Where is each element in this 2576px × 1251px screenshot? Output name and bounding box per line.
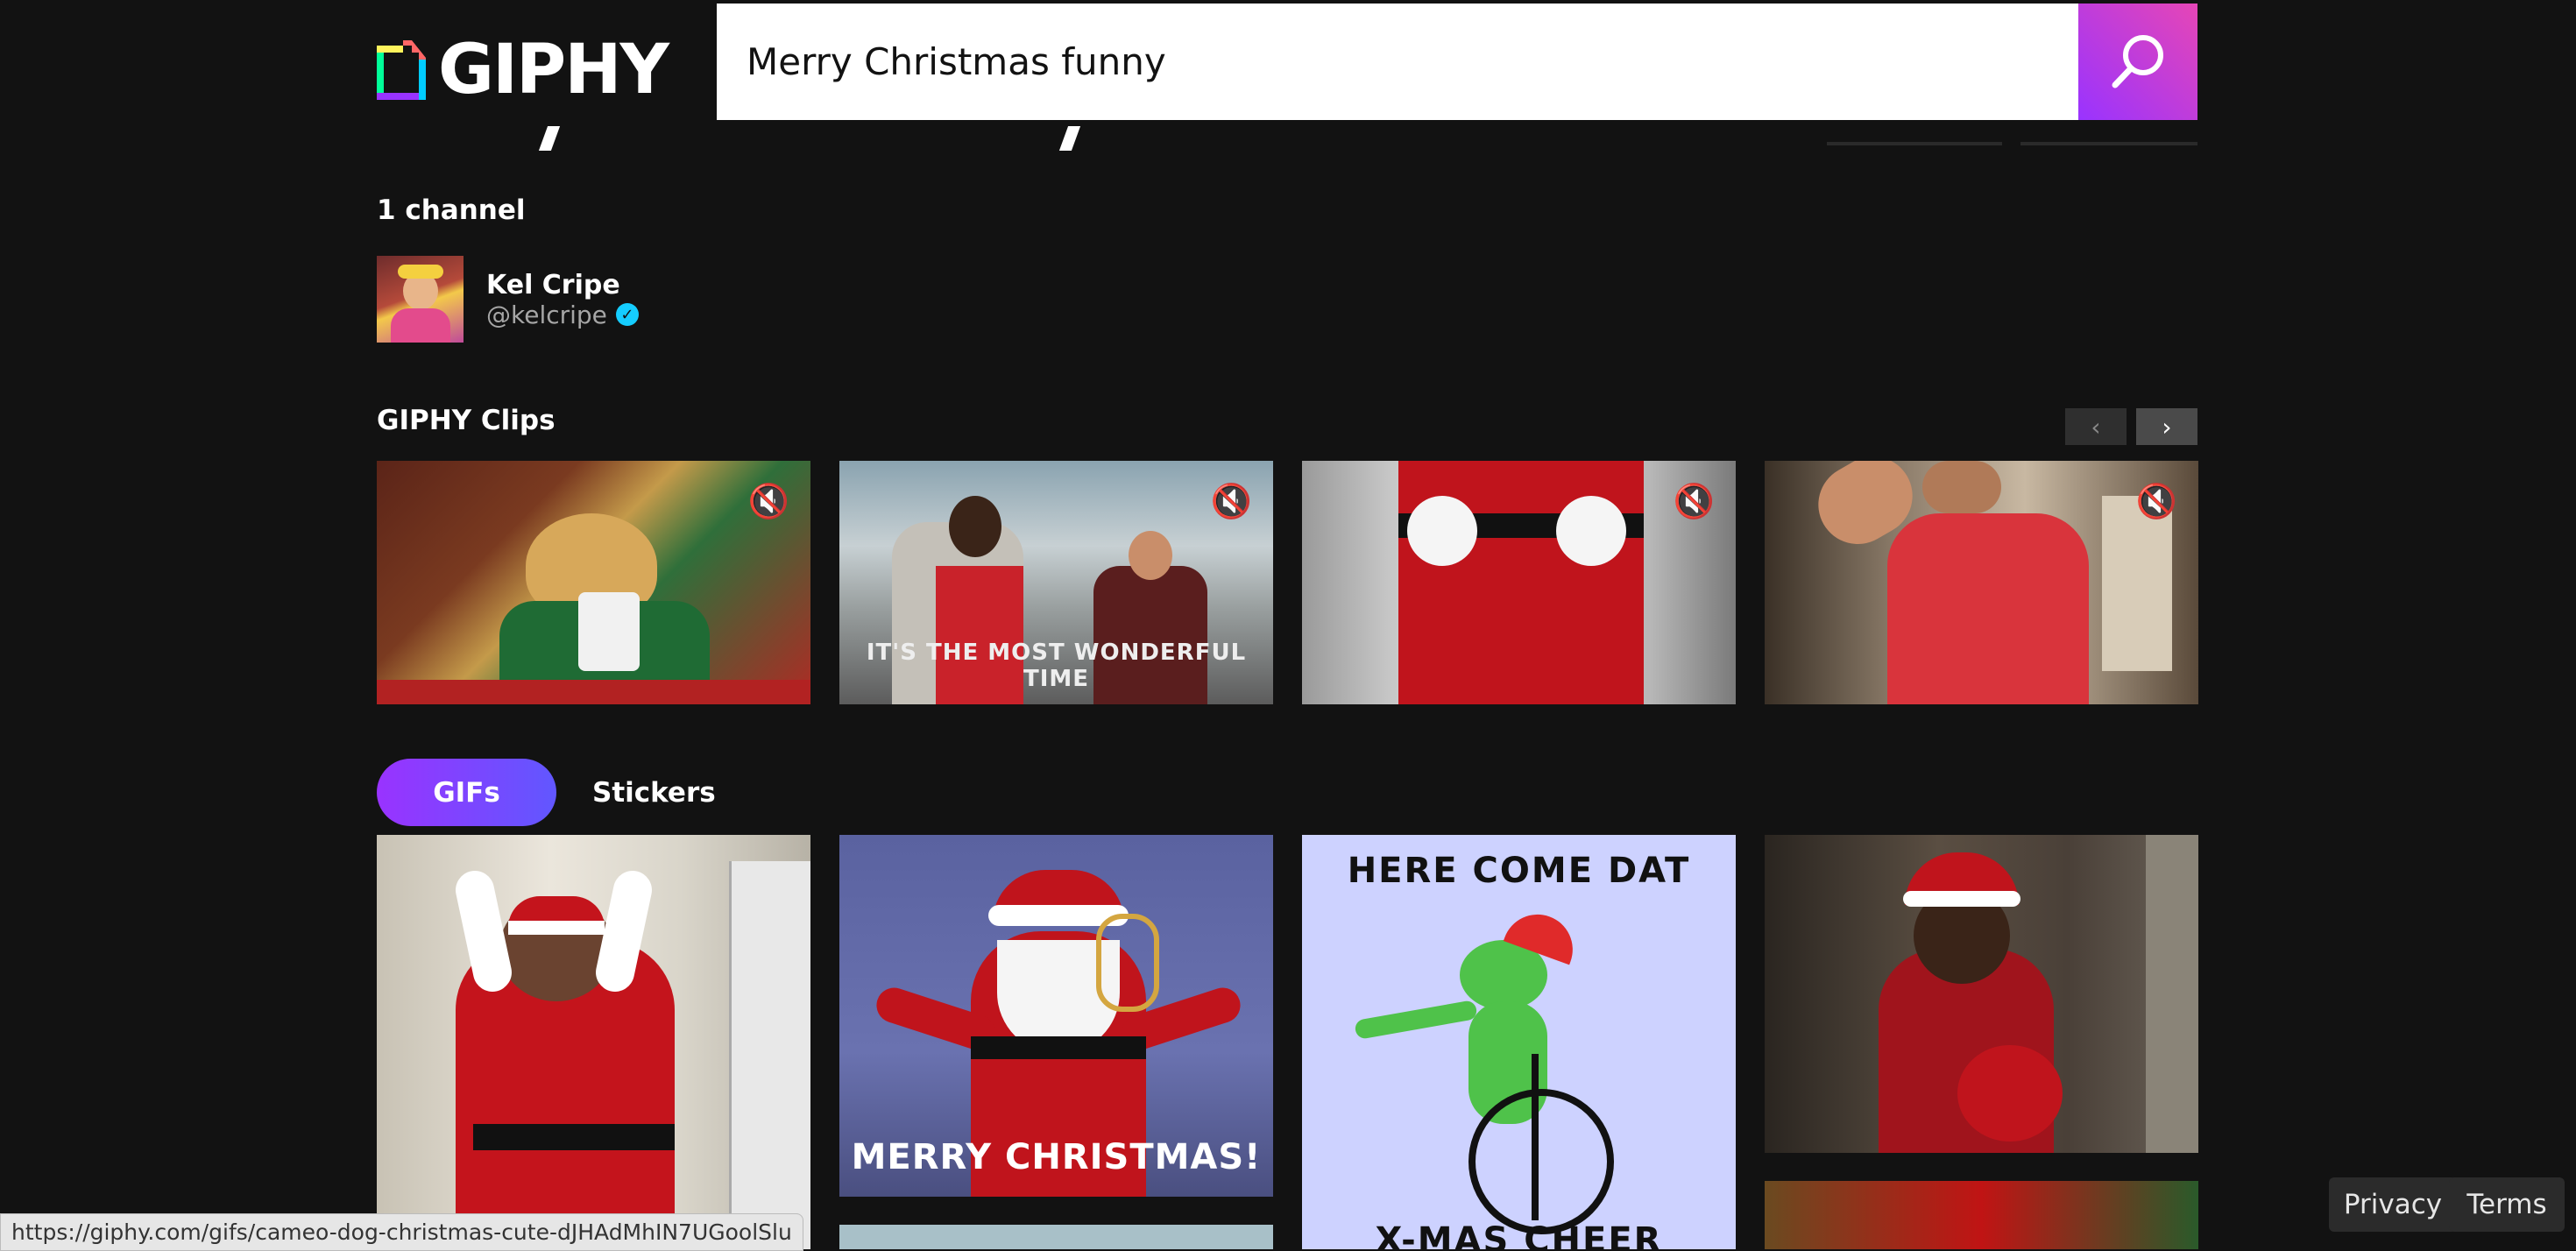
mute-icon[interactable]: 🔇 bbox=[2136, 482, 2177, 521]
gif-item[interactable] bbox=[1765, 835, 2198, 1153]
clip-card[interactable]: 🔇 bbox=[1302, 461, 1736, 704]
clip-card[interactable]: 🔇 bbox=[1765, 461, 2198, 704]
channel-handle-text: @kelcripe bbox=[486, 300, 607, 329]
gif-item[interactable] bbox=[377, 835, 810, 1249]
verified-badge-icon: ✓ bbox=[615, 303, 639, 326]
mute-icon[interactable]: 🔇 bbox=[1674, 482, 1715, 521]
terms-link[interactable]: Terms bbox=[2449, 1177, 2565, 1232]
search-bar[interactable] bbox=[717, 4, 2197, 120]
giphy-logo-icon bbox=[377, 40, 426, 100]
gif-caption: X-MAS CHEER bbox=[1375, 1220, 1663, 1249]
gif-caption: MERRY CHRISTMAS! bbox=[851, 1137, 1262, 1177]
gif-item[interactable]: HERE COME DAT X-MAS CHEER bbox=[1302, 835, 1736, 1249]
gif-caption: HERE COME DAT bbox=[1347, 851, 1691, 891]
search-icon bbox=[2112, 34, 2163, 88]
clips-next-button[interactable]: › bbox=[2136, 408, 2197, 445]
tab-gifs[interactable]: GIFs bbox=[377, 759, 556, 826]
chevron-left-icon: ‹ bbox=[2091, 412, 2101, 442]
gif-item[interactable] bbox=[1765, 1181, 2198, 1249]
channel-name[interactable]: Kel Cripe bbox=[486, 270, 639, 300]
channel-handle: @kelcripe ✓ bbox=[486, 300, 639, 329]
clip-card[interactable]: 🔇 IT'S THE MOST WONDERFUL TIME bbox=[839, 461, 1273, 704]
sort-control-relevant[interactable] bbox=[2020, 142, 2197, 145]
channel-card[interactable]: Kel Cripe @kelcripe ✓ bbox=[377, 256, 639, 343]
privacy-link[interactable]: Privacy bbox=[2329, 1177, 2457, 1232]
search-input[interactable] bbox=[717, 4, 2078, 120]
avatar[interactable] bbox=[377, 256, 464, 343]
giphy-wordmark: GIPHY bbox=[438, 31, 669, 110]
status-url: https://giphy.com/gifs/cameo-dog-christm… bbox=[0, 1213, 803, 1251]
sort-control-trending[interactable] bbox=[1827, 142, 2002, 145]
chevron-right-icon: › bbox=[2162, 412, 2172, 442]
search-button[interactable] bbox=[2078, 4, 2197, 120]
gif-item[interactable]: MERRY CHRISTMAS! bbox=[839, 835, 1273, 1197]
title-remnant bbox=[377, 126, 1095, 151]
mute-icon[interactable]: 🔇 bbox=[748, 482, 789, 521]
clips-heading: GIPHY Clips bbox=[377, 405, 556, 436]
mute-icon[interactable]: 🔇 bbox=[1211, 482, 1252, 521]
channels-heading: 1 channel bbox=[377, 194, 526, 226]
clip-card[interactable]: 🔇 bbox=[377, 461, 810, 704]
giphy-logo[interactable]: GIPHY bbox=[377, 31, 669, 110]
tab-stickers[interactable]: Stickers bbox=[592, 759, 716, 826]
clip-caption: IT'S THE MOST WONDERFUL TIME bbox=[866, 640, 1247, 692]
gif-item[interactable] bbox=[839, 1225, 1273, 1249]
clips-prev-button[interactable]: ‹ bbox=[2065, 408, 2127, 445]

==

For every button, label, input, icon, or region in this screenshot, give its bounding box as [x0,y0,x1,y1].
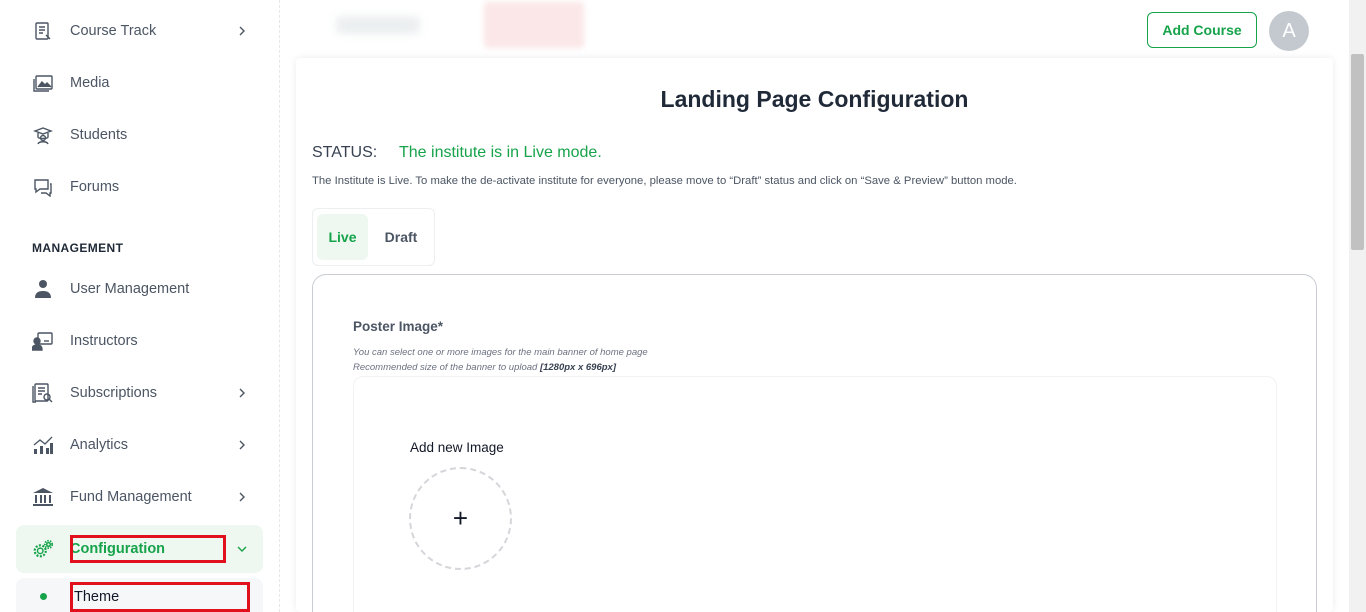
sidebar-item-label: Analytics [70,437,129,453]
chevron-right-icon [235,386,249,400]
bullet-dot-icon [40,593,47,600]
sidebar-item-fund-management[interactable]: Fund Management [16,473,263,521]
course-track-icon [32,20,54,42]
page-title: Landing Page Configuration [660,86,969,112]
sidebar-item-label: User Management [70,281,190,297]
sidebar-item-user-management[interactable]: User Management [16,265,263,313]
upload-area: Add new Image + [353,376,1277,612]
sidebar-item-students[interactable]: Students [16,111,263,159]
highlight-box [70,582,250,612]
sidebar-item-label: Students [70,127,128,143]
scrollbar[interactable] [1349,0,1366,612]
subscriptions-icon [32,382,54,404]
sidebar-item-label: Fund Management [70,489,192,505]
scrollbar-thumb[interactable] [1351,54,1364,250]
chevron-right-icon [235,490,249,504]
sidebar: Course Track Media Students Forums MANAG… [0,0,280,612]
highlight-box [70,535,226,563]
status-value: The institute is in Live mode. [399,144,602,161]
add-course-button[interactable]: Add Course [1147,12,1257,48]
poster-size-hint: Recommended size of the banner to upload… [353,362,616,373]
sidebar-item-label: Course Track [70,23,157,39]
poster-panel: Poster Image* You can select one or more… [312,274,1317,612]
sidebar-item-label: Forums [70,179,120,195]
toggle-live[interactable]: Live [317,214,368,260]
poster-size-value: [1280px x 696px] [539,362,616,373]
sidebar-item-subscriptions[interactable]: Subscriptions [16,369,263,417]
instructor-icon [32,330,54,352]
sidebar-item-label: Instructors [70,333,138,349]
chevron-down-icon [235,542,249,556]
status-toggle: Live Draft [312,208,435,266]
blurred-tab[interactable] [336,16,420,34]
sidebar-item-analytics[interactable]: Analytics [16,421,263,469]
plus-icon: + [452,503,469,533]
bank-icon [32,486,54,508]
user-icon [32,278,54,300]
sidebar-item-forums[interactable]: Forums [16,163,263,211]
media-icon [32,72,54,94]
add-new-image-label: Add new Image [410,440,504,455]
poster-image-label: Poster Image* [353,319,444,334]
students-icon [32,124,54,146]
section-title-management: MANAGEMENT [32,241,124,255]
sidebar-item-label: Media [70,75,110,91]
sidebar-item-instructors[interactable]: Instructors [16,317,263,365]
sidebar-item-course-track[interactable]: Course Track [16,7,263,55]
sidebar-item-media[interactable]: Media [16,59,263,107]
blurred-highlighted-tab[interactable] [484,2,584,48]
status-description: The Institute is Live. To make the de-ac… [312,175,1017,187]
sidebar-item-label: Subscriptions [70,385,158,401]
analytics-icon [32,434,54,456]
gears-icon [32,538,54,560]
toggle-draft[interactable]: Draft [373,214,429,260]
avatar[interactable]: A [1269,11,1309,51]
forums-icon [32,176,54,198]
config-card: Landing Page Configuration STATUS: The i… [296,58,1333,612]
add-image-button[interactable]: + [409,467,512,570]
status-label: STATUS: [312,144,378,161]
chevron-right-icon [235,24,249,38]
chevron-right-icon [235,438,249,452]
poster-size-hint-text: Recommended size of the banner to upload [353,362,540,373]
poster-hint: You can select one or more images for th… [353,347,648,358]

---

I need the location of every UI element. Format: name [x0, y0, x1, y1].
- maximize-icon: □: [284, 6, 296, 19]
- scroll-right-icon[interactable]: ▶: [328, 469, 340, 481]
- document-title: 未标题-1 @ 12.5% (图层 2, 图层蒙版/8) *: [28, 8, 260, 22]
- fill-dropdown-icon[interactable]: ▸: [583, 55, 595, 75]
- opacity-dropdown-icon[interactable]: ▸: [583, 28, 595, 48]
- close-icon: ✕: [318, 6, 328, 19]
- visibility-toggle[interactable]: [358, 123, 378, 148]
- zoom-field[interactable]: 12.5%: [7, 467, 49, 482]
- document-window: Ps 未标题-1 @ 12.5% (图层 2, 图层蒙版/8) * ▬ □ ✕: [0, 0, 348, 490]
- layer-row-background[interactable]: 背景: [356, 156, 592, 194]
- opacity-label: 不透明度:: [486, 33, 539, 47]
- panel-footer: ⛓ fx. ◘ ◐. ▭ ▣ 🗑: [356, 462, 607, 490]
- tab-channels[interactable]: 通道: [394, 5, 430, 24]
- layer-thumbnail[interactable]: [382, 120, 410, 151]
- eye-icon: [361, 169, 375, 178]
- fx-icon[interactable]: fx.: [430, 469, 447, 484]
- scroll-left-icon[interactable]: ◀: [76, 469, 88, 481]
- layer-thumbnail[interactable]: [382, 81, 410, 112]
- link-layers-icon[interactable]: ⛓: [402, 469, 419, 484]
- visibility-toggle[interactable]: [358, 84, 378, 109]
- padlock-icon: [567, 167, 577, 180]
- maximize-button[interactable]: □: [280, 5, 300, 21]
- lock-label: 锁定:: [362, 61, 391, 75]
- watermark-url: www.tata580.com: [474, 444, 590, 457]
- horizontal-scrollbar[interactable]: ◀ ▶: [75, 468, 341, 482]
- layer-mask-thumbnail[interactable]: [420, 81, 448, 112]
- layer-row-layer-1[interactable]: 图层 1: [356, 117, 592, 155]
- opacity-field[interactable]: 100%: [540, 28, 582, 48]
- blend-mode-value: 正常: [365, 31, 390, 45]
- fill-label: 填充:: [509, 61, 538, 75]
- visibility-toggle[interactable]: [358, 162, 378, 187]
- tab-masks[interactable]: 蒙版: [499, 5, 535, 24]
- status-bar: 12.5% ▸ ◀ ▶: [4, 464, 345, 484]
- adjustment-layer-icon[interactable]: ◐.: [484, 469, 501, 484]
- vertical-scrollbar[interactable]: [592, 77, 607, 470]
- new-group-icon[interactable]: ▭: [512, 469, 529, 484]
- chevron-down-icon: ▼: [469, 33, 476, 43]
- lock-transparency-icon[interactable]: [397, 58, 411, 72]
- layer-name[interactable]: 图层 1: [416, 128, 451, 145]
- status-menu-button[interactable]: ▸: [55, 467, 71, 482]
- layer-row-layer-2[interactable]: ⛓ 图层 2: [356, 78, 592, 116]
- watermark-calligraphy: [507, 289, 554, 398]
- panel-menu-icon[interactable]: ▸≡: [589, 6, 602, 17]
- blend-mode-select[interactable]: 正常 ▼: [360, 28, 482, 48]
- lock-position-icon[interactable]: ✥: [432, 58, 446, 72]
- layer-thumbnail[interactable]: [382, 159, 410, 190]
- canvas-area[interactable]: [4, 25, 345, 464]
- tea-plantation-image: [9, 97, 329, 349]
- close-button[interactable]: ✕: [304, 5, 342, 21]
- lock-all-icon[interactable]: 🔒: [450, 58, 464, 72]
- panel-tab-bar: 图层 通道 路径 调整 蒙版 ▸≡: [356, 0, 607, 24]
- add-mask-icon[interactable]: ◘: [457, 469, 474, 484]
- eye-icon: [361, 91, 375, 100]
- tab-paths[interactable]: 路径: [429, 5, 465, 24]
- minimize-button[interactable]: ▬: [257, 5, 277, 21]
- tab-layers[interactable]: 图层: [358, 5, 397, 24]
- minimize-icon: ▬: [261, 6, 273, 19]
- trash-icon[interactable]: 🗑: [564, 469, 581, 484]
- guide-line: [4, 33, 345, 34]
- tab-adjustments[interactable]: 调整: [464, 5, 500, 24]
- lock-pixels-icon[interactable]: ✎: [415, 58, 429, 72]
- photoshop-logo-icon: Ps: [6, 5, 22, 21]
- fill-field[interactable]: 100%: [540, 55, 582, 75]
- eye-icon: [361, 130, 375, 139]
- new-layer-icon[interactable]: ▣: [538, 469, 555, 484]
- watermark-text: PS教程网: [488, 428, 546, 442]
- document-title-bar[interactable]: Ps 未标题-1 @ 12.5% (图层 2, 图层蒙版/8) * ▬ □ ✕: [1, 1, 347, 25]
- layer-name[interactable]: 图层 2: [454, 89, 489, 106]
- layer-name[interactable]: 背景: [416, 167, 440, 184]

▸ What is needed:
Reproduce the lines of the second listing word for word, starting at the line containing "sidebar-item-label: Analytics [70,437,129,453]" and ending at the line containing "sidebar: Course Track", with both of those lines included.

▸ Task output:
sidebar-item-label: Analytics [70,437,129,453]
chevron-right-icon [235,386,249,400]
bullet-dot-icon [40,593,47,600]
sidebar-item-fund-management[interactable]: Fund Management [16,473,263,521]
course-track-icon [32,20,54,42]
page-title: Landing Page Configuration [660,86,969,112]
sidebar-item-label: User Management [70,281,190,297]
sidebar-item-user-management[interactable]: User Management [16,265,263,313]
upload-area: Add new Image + [353,376,1277,612]
sidebar-item-students[interactable]: Students [16,111,263,159]
highlight-box [70,582,250,612]
sidebar-item-label: Students [70,127,128,143]
scrollbar[interactable] [1349,0,1366,612]
subscriptions-icon [32,382,54,404]
sidebar-item-label: Fund Management [70,489,192,505]
scrollbar-thumb[interactable] [1351,54,1364,250]
chevron-right-icon [235,490,249,504]
sidebar: Course Track Media Students Forums MANAG… [0,0,280,612]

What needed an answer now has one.